*Assignment:*
All entries must be given again exactly as written.
------
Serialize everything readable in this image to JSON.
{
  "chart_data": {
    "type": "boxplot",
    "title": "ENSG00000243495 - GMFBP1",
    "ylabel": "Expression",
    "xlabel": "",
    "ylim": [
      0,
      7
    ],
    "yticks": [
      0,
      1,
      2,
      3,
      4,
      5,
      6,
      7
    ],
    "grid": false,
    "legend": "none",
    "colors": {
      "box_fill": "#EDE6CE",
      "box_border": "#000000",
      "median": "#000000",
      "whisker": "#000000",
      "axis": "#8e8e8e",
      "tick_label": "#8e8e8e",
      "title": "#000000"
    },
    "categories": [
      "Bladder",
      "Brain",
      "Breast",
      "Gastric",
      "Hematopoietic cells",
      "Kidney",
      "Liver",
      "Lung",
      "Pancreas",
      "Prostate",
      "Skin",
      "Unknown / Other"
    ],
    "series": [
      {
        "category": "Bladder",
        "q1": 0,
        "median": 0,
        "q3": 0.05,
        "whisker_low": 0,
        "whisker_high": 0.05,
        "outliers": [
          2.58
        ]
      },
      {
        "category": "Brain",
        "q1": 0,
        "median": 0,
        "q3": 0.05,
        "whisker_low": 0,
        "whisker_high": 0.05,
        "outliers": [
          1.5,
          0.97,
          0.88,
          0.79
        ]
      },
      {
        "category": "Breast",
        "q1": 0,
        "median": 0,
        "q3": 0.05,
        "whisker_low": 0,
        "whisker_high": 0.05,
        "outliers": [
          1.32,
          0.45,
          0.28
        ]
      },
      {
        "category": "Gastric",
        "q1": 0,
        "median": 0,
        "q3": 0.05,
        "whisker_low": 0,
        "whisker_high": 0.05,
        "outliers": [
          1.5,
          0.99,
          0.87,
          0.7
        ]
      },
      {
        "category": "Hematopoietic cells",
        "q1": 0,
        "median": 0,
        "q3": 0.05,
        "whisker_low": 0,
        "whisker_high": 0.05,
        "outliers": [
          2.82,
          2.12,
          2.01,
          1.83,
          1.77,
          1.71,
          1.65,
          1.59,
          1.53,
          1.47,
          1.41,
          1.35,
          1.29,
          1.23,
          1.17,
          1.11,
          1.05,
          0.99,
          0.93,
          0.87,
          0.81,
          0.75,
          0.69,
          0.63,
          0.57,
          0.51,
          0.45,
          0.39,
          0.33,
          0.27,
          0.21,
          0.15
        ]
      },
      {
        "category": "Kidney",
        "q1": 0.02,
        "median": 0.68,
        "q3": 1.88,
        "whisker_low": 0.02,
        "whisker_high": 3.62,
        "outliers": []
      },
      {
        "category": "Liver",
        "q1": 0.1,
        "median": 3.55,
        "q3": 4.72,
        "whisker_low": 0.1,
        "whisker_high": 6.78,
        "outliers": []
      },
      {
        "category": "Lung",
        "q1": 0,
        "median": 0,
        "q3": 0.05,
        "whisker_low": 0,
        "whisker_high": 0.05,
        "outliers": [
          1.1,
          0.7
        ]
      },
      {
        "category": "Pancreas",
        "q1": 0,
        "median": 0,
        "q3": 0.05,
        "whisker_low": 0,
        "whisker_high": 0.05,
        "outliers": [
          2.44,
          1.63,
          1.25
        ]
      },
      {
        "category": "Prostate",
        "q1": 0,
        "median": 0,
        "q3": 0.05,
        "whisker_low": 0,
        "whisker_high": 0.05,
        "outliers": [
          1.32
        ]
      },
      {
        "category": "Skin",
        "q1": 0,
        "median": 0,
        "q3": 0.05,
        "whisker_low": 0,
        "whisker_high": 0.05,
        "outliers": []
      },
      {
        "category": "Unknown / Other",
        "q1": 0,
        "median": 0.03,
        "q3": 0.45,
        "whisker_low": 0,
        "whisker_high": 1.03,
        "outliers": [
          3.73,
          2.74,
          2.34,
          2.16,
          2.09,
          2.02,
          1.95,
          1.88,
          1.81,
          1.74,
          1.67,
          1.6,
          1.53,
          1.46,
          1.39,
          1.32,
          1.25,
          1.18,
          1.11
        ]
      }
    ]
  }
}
------
*The completed task:*
Serialize everything readable in this image to JSON.
{
  "chart_data": {
    "type": "boxplot",
    "title": "ENSG00000243495 - GMFBP1",
    "ylabel": "Expression",
    "xlabel": "",
    "ylim": [
      0,
      7
    ],
    "yticks": [
      0,
      1,
      2,
      3,
      4,
      5,
      6,
      7
    ],
    "grid": false,
    "legend": "none",
    "colors": {
      "box_fill": "#EDE6CE",
      "box_border": "#000000",
      "median": "#000000",
      "whisker": "#000000",
      "axis": "#8e8e8e",
      "tick_label": "#8e8e8e",
      "title": "#000000"
    },
    "categories": [
      "Bladder",
      "Brain",
      "Breast",
      "Gastric",
      "Hematopoietic cells",
      "Kidney",
      "Liver",
      "Lung",
      "Pancreas",
      "Prostate",
      "Skin",
      "Unknown / Other"
    ],
    "series": [
      {
        "category": "Bladder",
        "q1": 0,
        "median": 0,
        "q3": 0.05,
        "whisker_low": 0,
        "whisker_high": 0.05,
        "outliers": [
          2.58
        ]
      },
      {
        "category": "Brain",
        "q1": 0,
        "median": 0,
        "q3": 0.05,
        "whisker_low": 0,
        "whisker_high": 0.05,
        "outliers": [
          1.5,
          0.97,
          0.88,
          0.79
        ]
      },
      {
        "category": "Breast",
        "q1": 0,
        "median": 0,
        "q3": 0.05,
        "whisker_low": 0,
        "whisker_high": 0.05,
        "outliers": [
          1.32,
          0.45,
          0.28
        ]
      },
      {
        "category": "Gastric",
        "q1": 0,
        "median": 0,
        "q3": 0.05,
        "whisker_low": 0,
        "whisker_high": 0.05,
        "outliers": [
          1.5,
          0.99,
          0.87,
          0.7
        ]
      },
      {
        "category": "Hematopoietic cells",
        "q1": 0,
        "median": 0,
        "q3": 0.05,
        "whisker_low": 0,
        "whisker_high": 0.05,
        "outliers": [
          2.82,
          2.12,
          2.01,
          1.83,
          1.77,
          1.71,
          1.65,
          1.59,
          1.53,
          1.47,
          1.41,
          1.35,
          1.29,
          1.23,
          1.17,
          1.11,
          1.05,
          0.99,
          0.93,
          0.87,
          0.81,
          0.75,
          0.69,
          0.63,
          0.57,
          0.51,
          0.45,
          0.39,
          0.33,
          0.27,
          0.21,
          0.15
        ]
      },
      {
        "category": "Kidney",
        "q1": 0.02,
        "median": 0.68,
        "q3": 1.88,
        "whisker_low": 0.02,
        "whisker_high": 3.62,
        "outliers": []
      },
      {
        "category": "Liver",
        "q1": 0.1,
        "median": 3.55,
        "q3": 4.72,
        "whisker_low": 0.1,
        "whisker_high": 6.78,
        "outliers": []
      },
      {
        "category": "Lung",
        "q1": 0,
        "median": 0,
        "q3": 0.05,
        "whisker_low": 0,
        "whisker_high": 0.05,
        "outliers": [
          1.1,
          0.7
        ]
      },
      {
        "category": "Pancreas",
        "q1": 0,
        "median": 0,
        "q3": 0.05,
        "whisker_low": 0,
        "whisker_high": 0.05,
        "outliers": [
          2.44,
          1.63,
          1.25
        ]
      },
      {
        "category": "Prostate",
        "q1": 0,
        "median": 0,
        "q3": 0.05,
        "whisker_low": 0,
        "whisker_high": 0.05,
        "outliers": [
          1.32
        ]
      },
      {
        "category": "Skin",
        "q1": 0,
        "median": 0,
        "q3": 0.05,
        "whisker_low": 0,
        "whisker_high": 0.05,
        "outliers": []
      },
      {
        "category": "Unknown / Other",
        "q1": 0,
        "median": 0.03,
        "q3": 0.45,
        "whisker_low": 0,
        "whisker_high": 1.03,
        "outliers": [
          3.73,
          2.74,
          2.34,
          2.16,
          2.09,
          2.02,
          1.95,
          1.88,
          1.81,
          1.74,
          1.67,
          1.6,
          1.53,
          1.46,
          1.39,
          1.32,
          1.25,
          1.18,
          1.11
        ]
      }
    ]
  }
}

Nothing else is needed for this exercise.